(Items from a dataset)
------------------------------

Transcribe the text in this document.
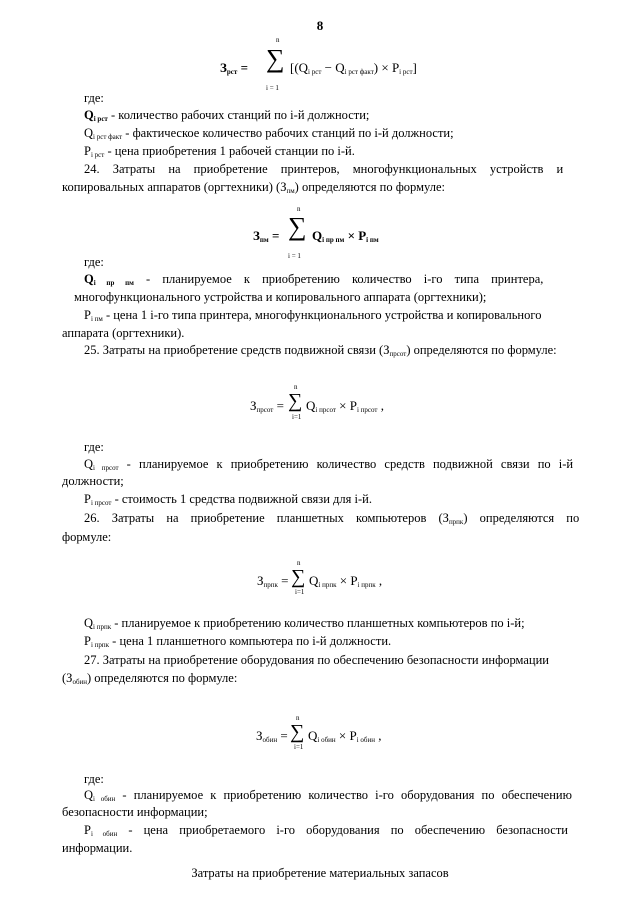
8
$З_{рст}$ =
n
∑
i = 1
$[(Q_{i рст} - Q_{i рст факт}) \times P_{i рст}]$
где:
$Q_{i рст}$ - количество рабочих станций по i-й должности;
$Q_{i рст факт}$ - фактическое количество рабочих станций по i-й должности;
$P_{i рст}$ - цена приобретения 1 рабочей станции по i-й.
24. Затраты на приобретение принтеров, многофункциональных устройств и
копировальных аппаратов (оргтехники) $(З_{пм})$ определяются по формуле:
$З_{пм}$ =
n
∑
i = 1
$Q_{i пр пм} \times P_{i пм}$
где:
$Q_{i пр пм}$ - планируемое к приобретению количество i-го типа принтера,
многофункционального устройства и копировального аппарата (оргтехники);
$P_{i пм}$ - цена 1 i-го типа принтера, многофункционального устройства и копировального
аппарата (оргтехники).
25. Затраты на приобретение средств подвижной связи $(З_{прсот})$ определяются по формуле:
$З_{прсот}$ =
n
∑
i=1
$Q_{i прсот} \times P_{i прсот}$ ,
где:
$Q_{i прсот}$ - планируемое к приобретению количество средств подвижной связи по i-й
должности;
$P_{i прсот}$ - стоимость 1 средства подвижной связи для i-й.
26. Затраты на приобретение планшетных компьютеров $(З_{прпк})$ определяются по
формуле:
$З_{прпк}$ =
n
∑
i=1
$Q_{i прпк} \times P_{i прпк}$ ,
$Q_{i прпк}$ - планируемое к приобретению количество планшетных компьютеров по i-й;
$P_{i прпк}$ - цена 1 планшетного компьютера по i-й должности.
27. Затраты на приобретение оборудования по обеспечению безопасности информации
$(З_{обин})$ определяются по формуле:
$З_{обин}$ =
n
∑
i=1
$Q_{i обин} \times P_{i обин}$ ,
где:
$Q_{i обин}$ - планируемое к приобретению количество i-го оборудования по обеспечению
безопасности информации;
$P_{i обин}$ - цена приобретаемого i-го оборудования по обеспечению безопасности
информации.
Затраты на приобретение материальных запасов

------------------------------

Given exercise
Print the whole listing above once more, word for word, without its pictures.

Output
Transcribe the text in this document.
8
$З_{рст}$ =
n
∑
i = 1
$[(Q_{i рст} - Q_{i рст факт}) \times P_{i рст}]$
где:
$Q_{i рст}$ - количество рабочих станций по i-й должности;
$Q_{i рст факт}$ - фактическое количество рабочих станций по i-й должности;
$P_{i рст}$ - цена приобретения 1 рабочей станции по i-й.
24. Затраты на приобретение принтеров, многофункциональных устройств и
копировальных аппаратов (оргтехники) $(З_{пм})$ определяются по формуле:
$З_{пм}$ =
n
∑
i = 1
$Q_{i пр пм} \times P_{i пм}$
где:
$Q_{i пр пм}$ - планируемое к приобретению количество i-го типа принтера,
многофункционального устройства и копировального аппарата (оргтехники);
$P_{i пм}$ - цена 1 i-го типа принтера, многофункционального устройства и копировального
аппарата (оргтехники).
25. Затраты на приобретение средств подвижной связи $(З_{прсот})$ определяются по формуле:
$З_{прсот}$ =
n
∑
i=1
$Q_{i прсот} \times P_{i прсот}$ ,
где:
$Q_{i прсот}$ - планируемое к приобретению количество средств подвижной связи по i-й
должности;
$P_{i прсот}$ - стоимость 1 средства подвижной связи для i-й.
26. Затраты на приобретение планшетных компьютеров $(З_{прпк})$ определяются по
формуле:
$З_{прпк}$ =
n
∑
i=1
$Q_{i прпк} \times P_{i прпк}$ ,
$Q_{i прпк}$ - планируемое к приобретению количество планшетных компьютеров по i-й;
$P_{i прпк}$ - цена 1 планшетного компьютера по i-й должности.
27. Затраты на приобретение оборудования по обеспечению безопасности информации
$(З_{обин})$ определяются по формуле:
$З_{обин}$ =
n
∑
i=1
$Q_{i обин} \times P_{i обин}$ ,
где:
$Q_{i обин}$ - планируемое к приобретению количество i-го оборудования по обеспечению
безопасности информации;
$P_{i обин}$ - цена приобретаемого i-го оборудования по обеспечению безопасности
информации.
Затраты на приобретение материальных запасов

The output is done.